Stated problem -> Without the pictures, set down the records below word for word.

[Extracts from a graphics dataset]
★ ★ ★

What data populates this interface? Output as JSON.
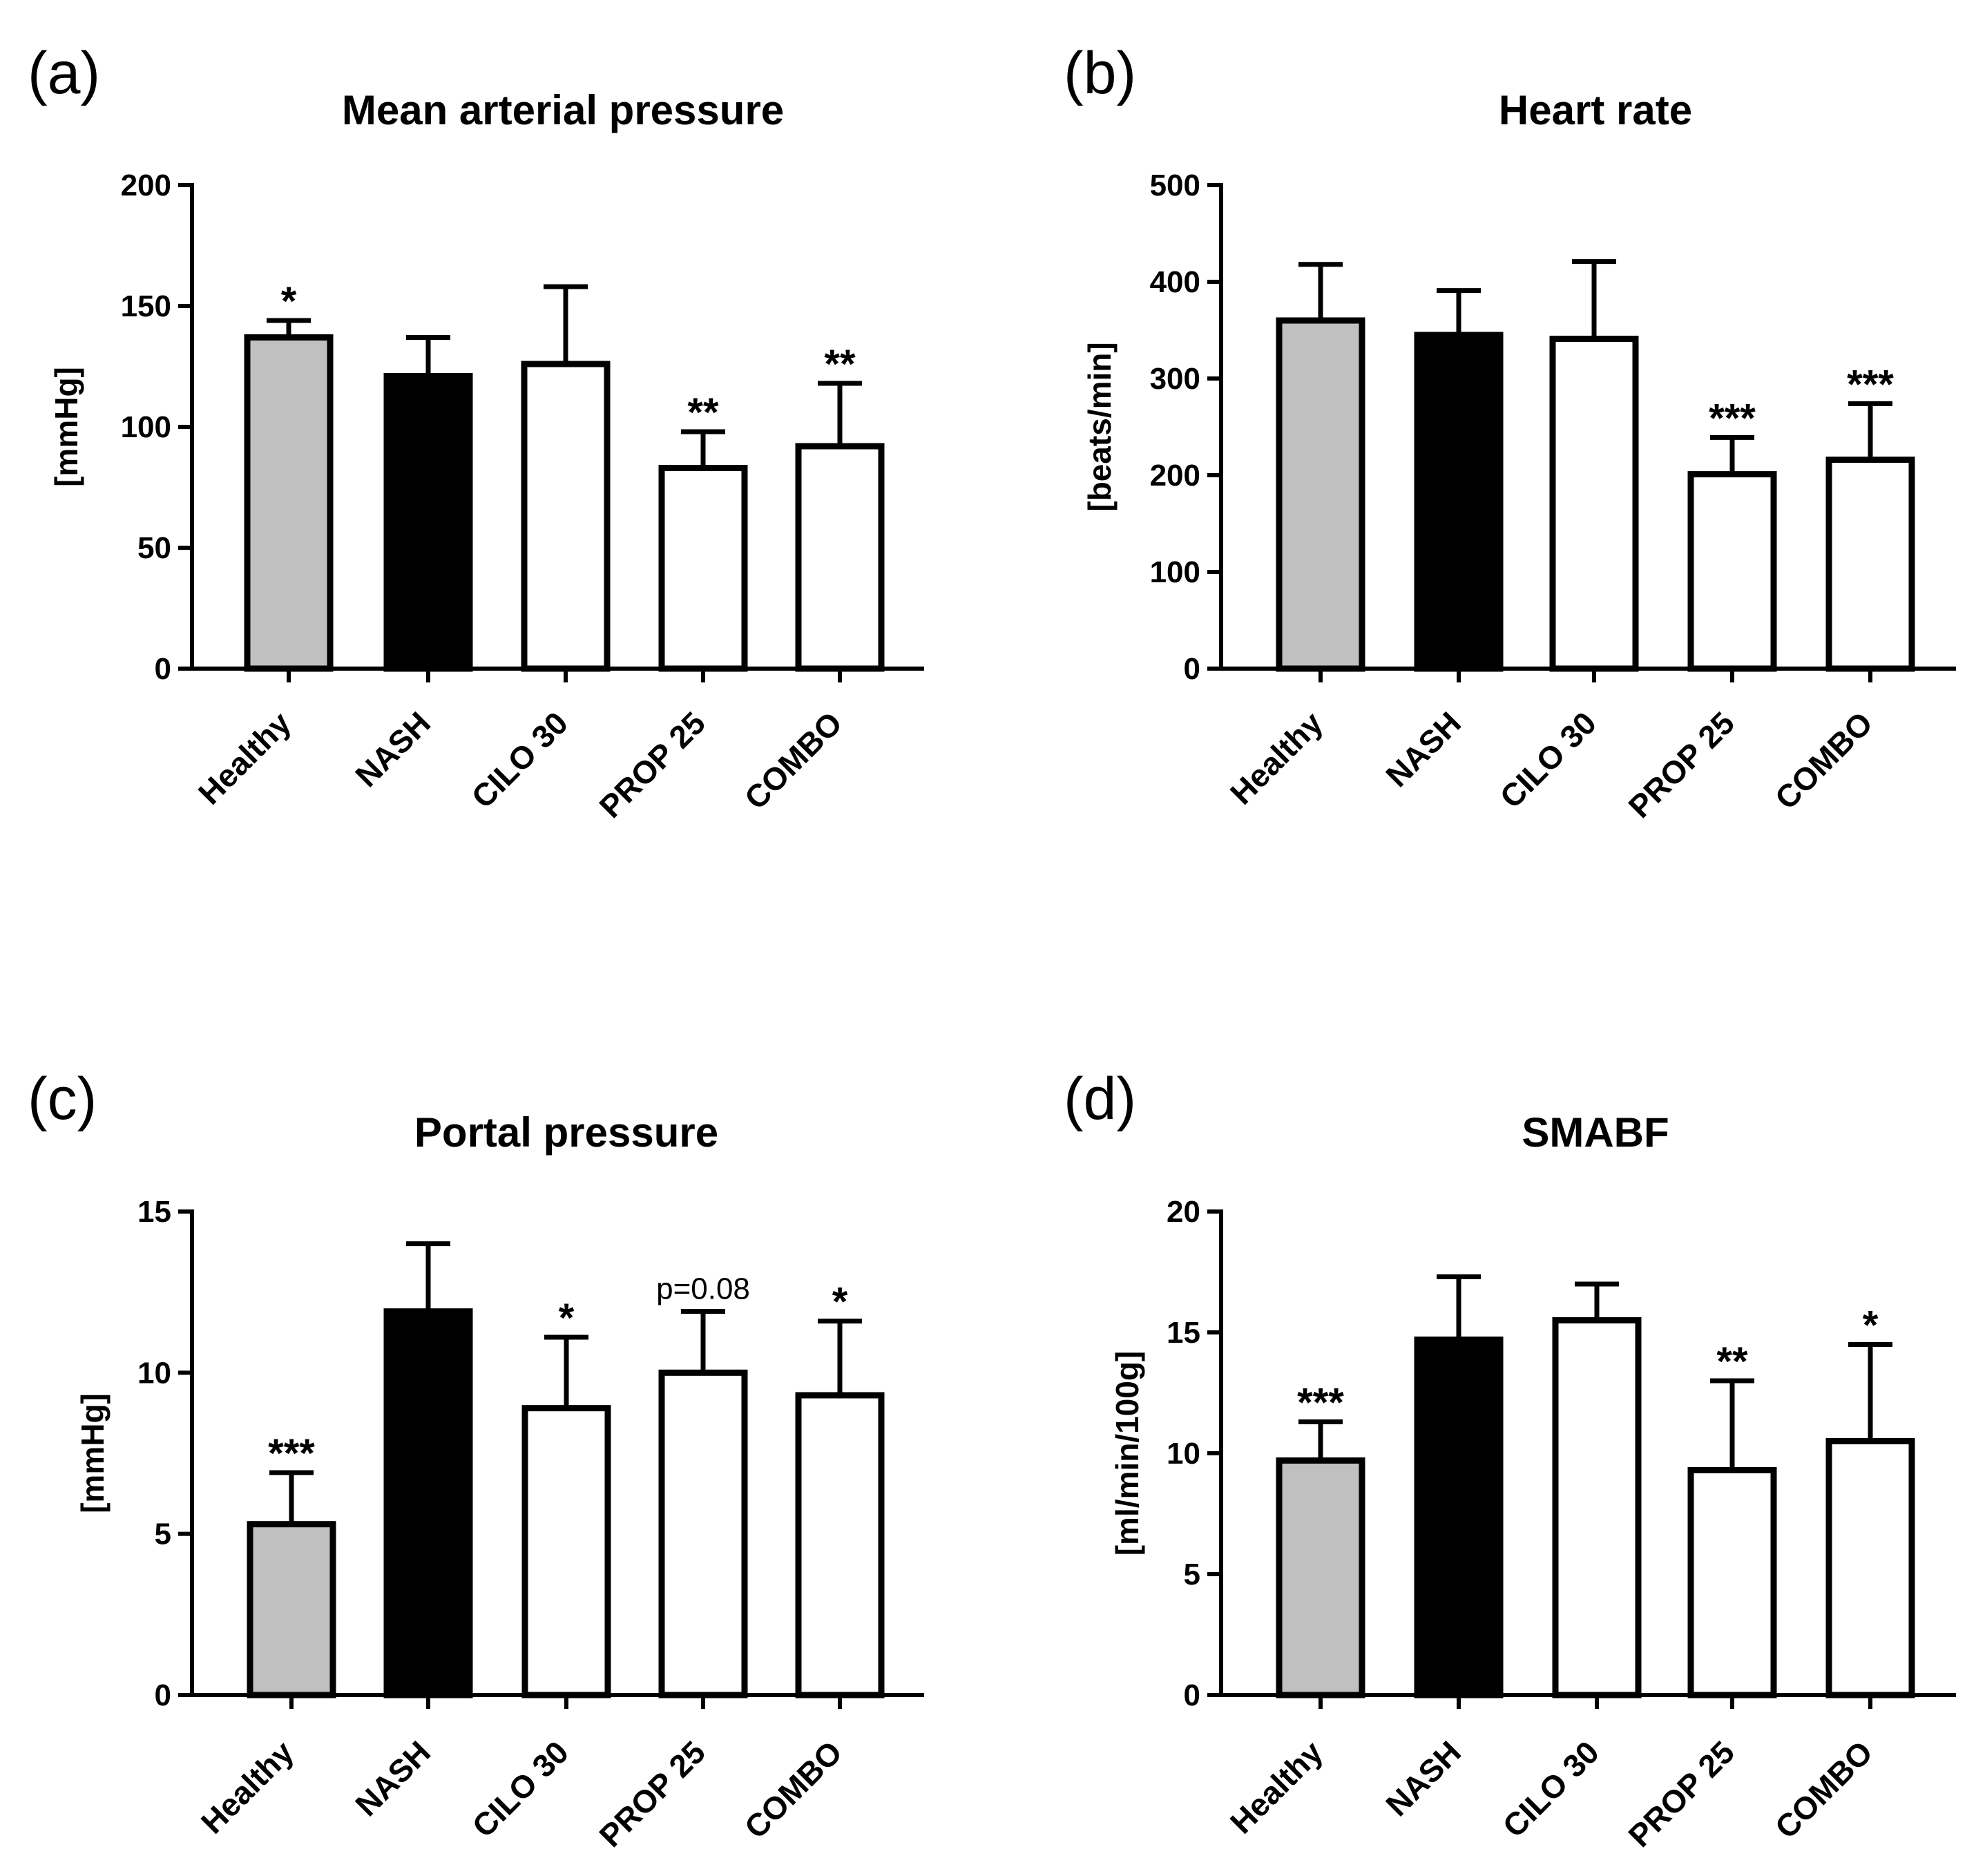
{
  "figure": {
    "colors": {
      "healthy": "#c0c0c0",
      "nash": "#000000",
      "treated": "#ffffff",
      "stroke": "#000000"
    }
  },
  "chart_data": [
    {
      "type": "bar",
      "panel": "(a)",
      "title": "Mean arterial pressure",
      "ylabel": "[mmHg]",
      "categories": [
        "Healthy",
        "NASH",
        "CILO 30",
        "PROP 25",
        "COMBO"
      ],
      "values": [
        137,
        121,
        126,
        83,
        92
      ],
      "error_upper": [
        144,
        137,
        158,
        98,
        118
      ],
      "significance": [
        "*",
        "",
        "",
        "**",
        "**"
      ],
      "ylim": [
        0,
        200
      ],
      "yticks": [
        0,
        50,
        100,
        150,
        200
      ],
      "ytick_labels": [
        "0",
        "50",
        "100",
        "150",
        "200"
      ]
    },
    {
      "type": "bar",
      "panel": "(b)",
      "title": "Heart rate",
      "ylabel": "[beats/min]",
      "categories": [
        "Healthy",
        "NASH",
        "CILO 30",
        "PROP 25",
        "COMBO"
      ],
      "values": [
        360,
        345,
        341,
        201,
        216
      ],
      "error_upper": [
        418,
        391,
        421,
        239,
        274
      ],
      "significance": [
        "",
        "",
        "",
        "***",
        "***"
      ],
      "ylim": [
        0,
        500
      ],
      "yticks": [
        0,
        100,
        200,
        300,
        400,
        500
      ],
      "ytick_labels": [
        "0",
        "100",
        "200",
        "300",
        "400",
        "500"
      ]
    },
    {
      "type": "bar",
      "panel": "(c)",
      "title": "Portal pressure",
      "ylabel": "[mmHg]",
      "categories": [
        "Healthy",
        "NASH",
        "CILO 30",
        "PROP 25",
        "COMBO"
      ],
      "values": [
        5.3,
        11.9,
        8.9,
        10.0,
        9.3
      ],
      "error_upper": [
        6.9,
        14.0,
        11.1,
        11.9,
        11.6
      ],
      "significance": [
        "***",
        "",
        "*",
        "p=0.08",
        "*"
      ],
      "ylim": [
        0,
        15
      ],
      "yticks": [
        0,
        5,
        10,
        15
      ],
      "ytick_labels": [
        "0",
        "5",
        "10",
        "15"
      ]
    },
    {
      "type": "bar",
      "panel": "(d)",
      "title": "SMABF",
      "ylabel": "[ml/min/100g]",
      "categories": [
        "Healthy",
        "NASH",
        "CILO 30",
        "PROP 25",
        "COMBO"
      ],
      "values": [
        9.7,
        14.7,
        15.5,
        9.3,
        10.5
      ],
      "error_upper": [
        11.3,
        17.3,
        17.0,
        13.0,
        14.5
      ],
      "significance": [
        "***",
        "",
        "",
        "**",
        "*"
      ],
      "ylim": [
        0,
        20
      ],
      "yticks": [
        0,
        5,
        10,
        15,
        20
      ],
      "ytick_labels": [
        "0",
        "5",
        "10",
        "15",
        "20"
      ]
    }
  ]
}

★ ★ ★

Answer in full ->
What data populates this interface? Output as JSON.
{
  "figure": {
    "colors": {
      "healthy": "#c0c0c0",
      "nash": "#000000",
      "treated": "#ffffff",
      "stroke": "#000000"
    }
  },
  "chart_data": [
    {
      "type": "bar",
      "panel": "(a)",
      "title": "Mean arterial pressure",
      "ylabel": "[mmHg]",
      "categories": [
        "Healthy",
        "NASH",
        "CILO 30",
        "PROP 25",
        "COMBO"
      ],
      "values": [
        137,
        121,
        126,
        83,
        92
      ],
      "error_upper": [
        144,
        137,
        158,
        98,
        118
      ],
      "significance": [
        "*",
        "",
        "",
        "**",
        "**"
      ],
      "ylim": [
        0,
        200
      ],
      "yticks": [
        0,
        50,
        100,
        150,
        200
      ],
      "ytick_labels": [
        "0",
        "50",
        "100",
        "150",
        "200"
      ]
    },
    {
      "type": "bar",
      "panel": "(b)",
      "title": "Heart rate",
      "ylabel": "[beats/min]",
      "categories": [
        "Healthy",
        "NASH",
        "CILO 30",
        "PROP 25",
        "COMBO"
      ],
      "values": [
        360,
        345,
        341,
        201,
        216
      ],
      "error_upper": [
        418,
        391,
        421,
        239,
        274
      ],
      "significance": [
        "",
        "",
        "",
        "***",
        "***"
      ],
      "ylim": [
        0,
        500
      ],
      "yticks": [
        0,
        100,
        200,
        300,
        400,
        500
      ],
      "ytick_labels": [
        "0",
        "100",
        "200",
        "300",
        "400",
        "500"
      ]
    },
    {
      "type": "bar",
      "panel": "(c)",
      "title": "Portal pressure",
      "ylabel": "[mmHg]",
      "categories": [
        "Healthy",
        "NASH",
        "CILO 30",
        "PROP 25",
        "COMBO"
      ],
      "values": [
        5.3,
        11.9,
        8.9,
        10.0,
        9.3
      ],
      "error_upper": [
        6.9,
        14.0,
        11.1,
        11.9,
        11.6
      ],
      "significance": [
        "***",
        "",
        "*",
        "p=0.08",
        "*"
      ],
      "ylim": [
        0,
        15
      ],
      "yticks": [
        0,
        5,
        10,
        15
      ],
      "ytick_labels": [
        "0",
        "5",
        "10",
        "15"
      ]
    },
    {
      "type": "bar",
      "panel": "(d)",
      "title": "SMABF",
      "ylabel": "[ml/min/100g]",
      "categories": [
        "Healthy",
        "NASH",
        "CILO 30",
        "PROP 25",
        "COMBO"
      ],
      "values": [
        9.7,
        14.7,
        15.5,
        9.3,
        10.5
      ],
      "error_upper": [
        11.3,
        17.3,
        17.0,
        13.0,
        14.5
      ],
      "significance": [
        "***",
        "",
        "",
        "**",
        "*"
      ],
      "ylim": [
        0,
        20
      ],
      "yticks": [
        0,
        5,
        10,
        15,
        20
      ],
      "ytick_labels": [
        "0",
        "5",
        "10",
        "15",
        "20"
      ]
    }
  ]
}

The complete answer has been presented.